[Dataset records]
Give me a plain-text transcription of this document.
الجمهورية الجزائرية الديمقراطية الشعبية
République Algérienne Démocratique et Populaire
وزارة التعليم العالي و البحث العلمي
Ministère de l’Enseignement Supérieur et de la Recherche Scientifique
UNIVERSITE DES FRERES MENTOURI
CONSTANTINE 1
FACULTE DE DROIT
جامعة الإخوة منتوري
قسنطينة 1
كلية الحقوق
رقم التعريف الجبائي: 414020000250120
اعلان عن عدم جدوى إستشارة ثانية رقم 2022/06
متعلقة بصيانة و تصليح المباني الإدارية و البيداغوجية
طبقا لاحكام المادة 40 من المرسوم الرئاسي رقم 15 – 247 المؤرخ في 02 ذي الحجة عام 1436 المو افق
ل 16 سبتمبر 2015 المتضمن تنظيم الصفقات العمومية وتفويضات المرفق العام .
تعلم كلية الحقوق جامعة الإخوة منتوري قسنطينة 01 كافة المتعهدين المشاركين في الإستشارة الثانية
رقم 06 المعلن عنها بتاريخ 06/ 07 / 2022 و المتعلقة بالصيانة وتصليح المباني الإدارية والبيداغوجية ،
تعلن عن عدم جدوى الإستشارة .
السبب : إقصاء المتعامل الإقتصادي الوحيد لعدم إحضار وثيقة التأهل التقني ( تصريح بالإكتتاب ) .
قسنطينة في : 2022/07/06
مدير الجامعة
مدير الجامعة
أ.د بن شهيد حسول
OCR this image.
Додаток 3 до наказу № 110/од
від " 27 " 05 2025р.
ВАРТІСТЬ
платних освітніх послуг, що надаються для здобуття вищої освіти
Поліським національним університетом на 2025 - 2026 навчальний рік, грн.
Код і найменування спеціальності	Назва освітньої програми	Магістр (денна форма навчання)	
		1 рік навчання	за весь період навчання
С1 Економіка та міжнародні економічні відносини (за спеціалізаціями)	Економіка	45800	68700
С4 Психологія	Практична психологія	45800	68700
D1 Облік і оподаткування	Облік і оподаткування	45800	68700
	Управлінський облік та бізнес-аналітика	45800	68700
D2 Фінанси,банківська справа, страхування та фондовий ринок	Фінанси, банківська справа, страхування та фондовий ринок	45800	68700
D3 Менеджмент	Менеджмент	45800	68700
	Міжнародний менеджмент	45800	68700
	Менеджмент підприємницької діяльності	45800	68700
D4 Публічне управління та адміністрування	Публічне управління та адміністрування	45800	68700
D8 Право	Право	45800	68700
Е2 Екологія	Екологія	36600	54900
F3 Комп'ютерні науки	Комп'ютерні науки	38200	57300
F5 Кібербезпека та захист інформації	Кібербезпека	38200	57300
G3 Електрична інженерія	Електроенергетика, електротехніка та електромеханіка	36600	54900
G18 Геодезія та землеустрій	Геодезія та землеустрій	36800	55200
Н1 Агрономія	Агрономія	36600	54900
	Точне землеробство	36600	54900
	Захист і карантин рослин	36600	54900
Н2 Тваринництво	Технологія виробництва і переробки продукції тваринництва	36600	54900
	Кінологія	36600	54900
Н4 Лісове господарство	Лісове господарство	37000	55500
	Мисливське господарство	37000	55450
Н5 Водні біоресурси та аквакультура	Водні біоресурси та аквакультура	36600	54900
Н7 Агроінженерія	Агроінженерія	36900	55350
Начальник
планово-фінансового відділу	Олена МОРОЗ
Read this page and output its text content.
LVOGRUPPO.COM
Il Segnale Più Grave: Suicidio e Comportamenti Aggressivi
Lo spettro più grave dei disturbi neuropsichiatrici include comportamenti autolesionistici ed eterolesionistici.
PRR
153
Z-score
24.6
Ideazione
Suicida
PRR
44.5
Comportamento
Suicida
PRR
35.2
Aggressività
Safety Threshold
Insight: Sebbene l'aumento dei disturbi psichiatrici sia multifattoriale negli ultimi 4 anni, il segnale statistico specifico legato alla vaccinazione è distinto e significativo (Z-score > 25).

• _Task requirements_
Your task is to output exactly the lines running from the one with "Read this page and output its text content." through the final line of the material above, with both ends included.

• _Task response_
Read this page and output its text content.
LVOGRUPPO.COM
Il Segnale Più Grave: Suicidio e Comportamenti Aggressivi
Lo spettro più grave dei disturbi neuropsichiatrici include comportamenti autolesionistici ed eterolesionistici.
PRR
153
Z-score
24.6
Ideazione
Suicida
PRR
44.5
Comportamento
Suicida
PRR
35.2
Aggressività
Safety Threshold
Insight: Sebbene l'aumento dei disturbi psichiatrici sia multifattoriale negli ultimi 4 anni, il segnale statistico specifico legato alla vaccinazione è distinto e significativo (Z-score > 25).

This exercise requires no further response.